PROVIDED INFORMATION:
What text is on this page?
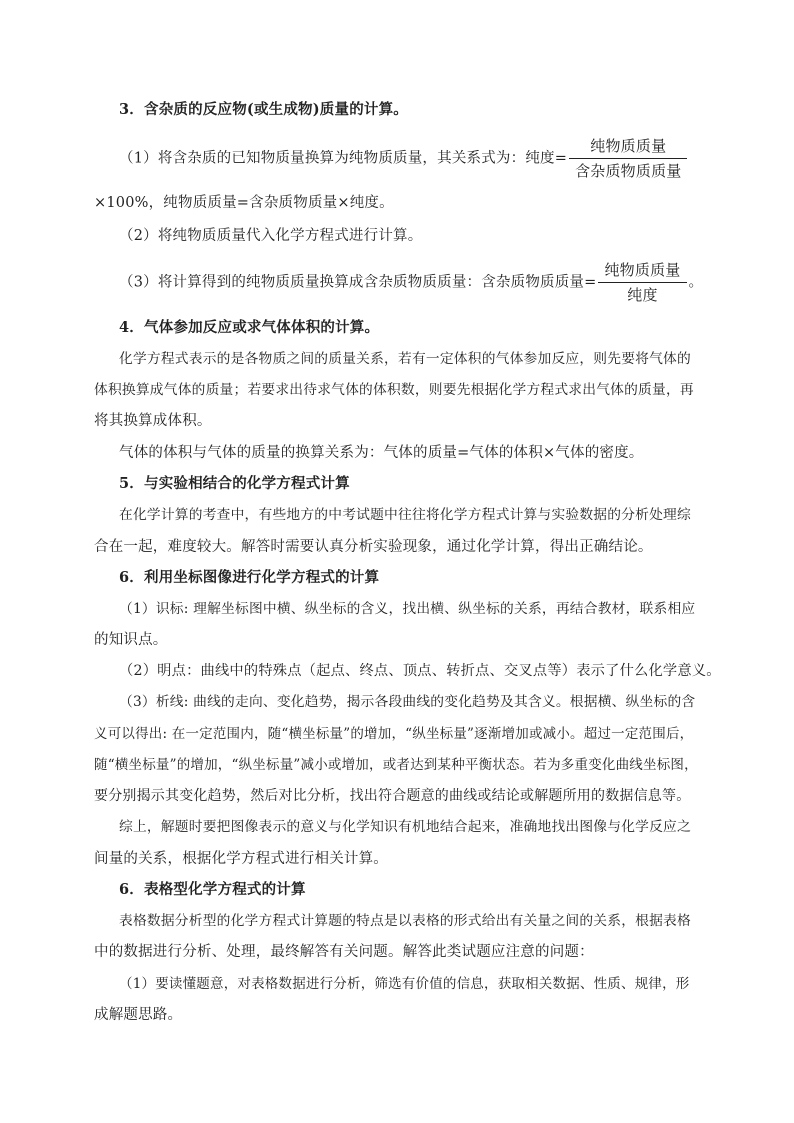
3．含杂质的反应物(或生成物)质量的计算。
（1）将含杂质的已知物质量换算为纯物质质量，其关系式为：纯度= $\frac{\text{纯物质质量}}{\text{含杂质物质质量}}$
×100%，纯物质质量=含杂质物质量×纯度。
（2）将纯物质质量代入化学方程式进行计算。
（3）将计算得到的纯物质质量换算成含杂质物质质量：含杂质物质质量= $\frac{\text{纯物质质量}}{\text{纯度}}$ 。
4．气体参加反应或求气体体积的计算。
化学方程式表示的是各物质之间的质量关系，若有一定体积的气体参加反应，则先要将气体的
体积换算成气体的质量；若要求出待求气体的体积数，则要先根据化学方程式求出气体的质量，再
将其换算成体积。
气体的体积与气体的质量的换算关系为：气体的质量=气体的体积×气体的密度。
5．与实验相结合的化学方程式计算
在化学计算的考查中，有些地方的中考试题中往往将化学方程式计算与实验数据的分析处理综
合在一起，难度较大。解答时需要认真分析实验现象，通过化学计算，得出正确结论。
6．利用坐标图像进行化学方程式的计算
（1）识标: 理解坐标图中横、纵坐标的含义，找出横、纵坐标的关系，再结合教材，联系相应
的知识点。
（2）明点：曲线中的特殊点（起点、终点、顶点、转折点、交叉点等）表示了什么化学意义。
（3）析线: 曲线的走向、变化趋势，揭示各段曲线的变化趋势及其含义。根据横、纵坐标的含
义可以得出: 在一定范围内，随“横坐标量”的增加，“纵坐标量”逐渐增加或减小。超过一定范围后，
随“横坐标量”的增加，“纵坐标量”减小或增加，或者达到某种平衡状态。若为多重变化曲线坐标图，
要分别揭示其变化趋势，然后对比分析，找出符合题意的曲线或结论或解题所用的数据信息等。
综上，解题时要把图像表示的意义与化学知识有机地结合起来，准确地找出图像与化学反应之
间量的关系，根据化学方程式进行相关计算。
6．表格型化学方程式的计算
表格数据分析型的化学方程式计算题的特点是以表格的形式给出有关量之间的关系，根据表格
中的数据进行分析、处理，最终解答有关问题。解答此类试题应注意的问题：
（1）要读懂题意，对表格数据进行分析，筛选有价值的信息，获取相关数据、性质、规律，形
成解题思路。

---

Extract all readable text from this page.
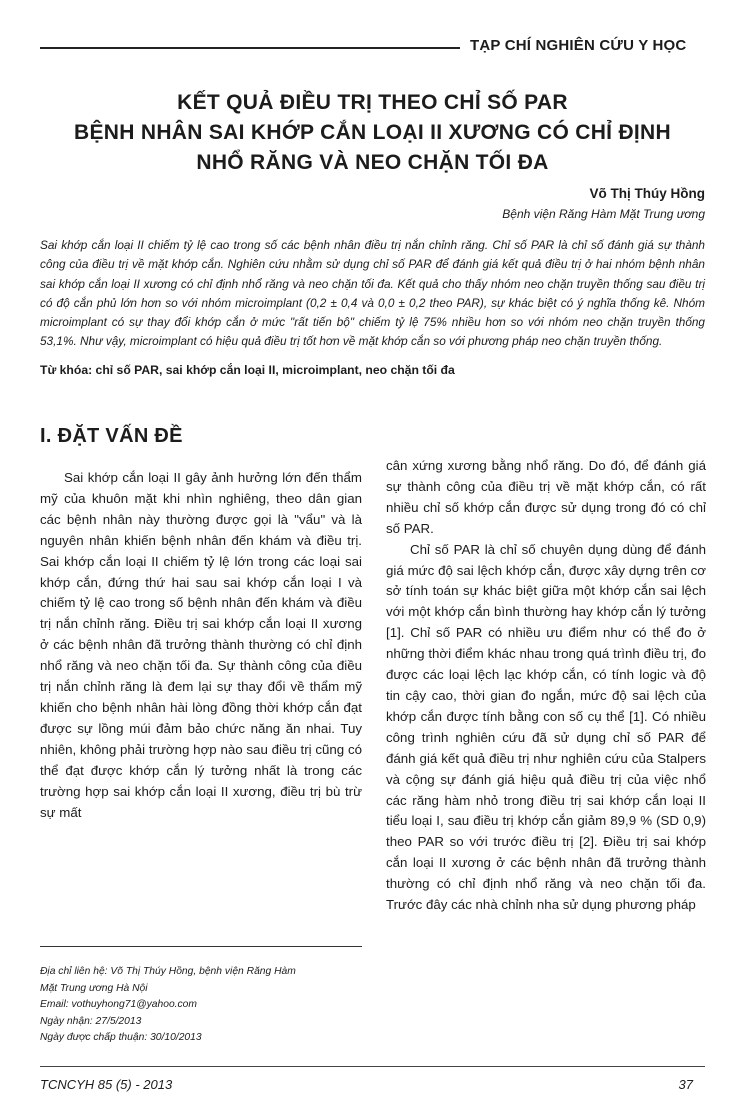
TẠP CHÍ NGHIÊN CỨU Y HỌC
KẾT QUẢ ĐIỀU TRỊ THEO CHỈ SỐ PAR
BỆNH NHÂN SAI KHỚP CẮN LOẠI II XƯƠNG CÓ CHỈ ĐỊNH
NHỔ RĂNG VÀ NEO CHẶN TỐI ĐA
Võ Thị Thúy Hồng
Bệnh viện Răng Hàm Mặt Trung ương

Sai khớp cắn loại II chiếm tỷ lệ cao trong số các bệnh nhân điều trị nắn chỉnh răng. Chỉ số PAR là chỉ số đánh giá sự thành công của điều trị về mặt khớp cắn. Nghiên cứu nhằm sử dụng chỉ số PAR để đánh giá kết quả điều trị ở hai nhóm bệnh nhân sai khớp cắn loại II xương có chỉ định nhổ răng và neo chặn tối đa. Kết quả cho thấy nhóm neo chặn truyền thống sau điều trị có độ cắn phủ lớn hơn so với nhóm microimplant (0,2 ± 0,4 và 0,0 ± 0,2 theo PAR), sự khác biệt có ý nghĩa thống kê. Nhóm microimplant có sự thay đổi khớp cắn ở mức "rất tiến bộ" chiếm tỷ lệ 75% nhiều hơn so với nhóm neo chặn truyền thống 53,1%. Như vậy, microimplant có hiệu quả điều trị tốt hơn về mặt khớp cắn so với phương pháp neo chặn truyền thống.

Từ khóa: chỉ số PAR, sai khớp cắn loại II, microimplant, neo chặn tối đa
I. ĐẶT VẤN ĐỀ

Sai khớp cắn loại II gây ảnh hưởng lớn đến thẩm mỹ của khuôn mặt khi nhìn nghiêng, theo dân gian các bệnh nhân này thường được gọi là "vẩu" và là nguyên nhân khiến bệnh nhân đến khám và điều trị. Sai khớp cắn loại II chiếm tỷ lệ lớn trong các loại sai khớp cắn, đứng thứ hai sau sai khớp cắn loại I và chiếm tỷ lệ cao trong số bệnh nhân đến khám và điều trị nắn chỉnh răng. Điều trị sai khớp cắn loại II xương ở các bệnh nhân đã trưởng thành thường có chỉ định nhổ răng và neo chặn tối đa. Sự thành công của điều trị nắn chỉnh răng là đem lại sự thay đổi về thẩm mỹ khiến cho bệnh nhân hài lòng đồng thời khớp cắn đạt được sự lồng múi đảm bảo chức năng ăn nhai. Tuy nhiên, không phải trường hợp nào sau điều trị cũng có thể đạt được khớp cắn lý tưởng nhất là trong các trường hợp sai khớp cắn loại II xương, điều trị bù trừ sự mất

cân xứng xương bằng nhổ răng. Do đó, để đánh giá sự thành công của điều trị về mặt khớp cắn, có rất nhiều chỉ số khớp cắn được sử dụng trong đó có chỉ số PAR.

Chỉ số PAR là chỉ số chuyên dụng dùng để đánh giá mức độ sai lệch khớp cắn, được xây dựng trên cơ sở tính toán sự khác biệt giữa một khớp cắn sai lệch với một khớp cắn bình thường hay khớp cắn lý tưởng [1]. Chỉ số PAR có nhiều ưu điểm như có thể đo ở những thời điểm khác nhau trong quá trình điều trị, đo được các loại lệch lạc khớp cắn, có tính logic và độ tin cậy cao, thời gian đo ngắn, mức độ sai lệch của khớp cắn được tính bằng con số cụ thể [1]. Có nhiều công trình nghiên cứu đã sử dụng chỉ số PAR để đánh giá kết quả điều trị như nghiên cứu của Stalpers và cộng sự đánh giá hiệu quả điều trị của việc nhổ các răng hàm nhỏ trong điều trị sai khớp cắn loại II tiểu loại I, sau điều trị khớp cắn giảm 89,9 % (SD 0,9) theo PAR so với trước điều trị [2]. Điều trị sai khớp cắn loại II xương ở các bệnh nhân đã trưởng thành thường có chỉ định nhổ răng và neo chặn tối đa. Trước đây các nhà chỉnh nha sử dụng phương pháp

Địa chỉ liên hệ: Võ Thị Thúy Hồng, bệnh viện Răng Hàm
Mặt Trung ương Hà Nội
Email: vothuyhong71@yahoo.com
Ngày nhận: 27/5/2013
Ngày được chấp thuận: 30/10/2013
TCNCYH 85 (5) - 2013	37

TASK BRIEF: Read through the data and copy every line where "含杂质物质质量" shows up.

RESPONSE:
（1）将含杂质的已知物质量换算为纯物质质量，其关系式为：纯度= $\frac{\text{纯物质质量}}{\text{含杂质物质质量}}$
（3）将计算得到的纯物质质量换算成含杂质物质质量：含杂质物质质量= $\frac{\text{纯物质质量}}{\text{纯度}}$ 。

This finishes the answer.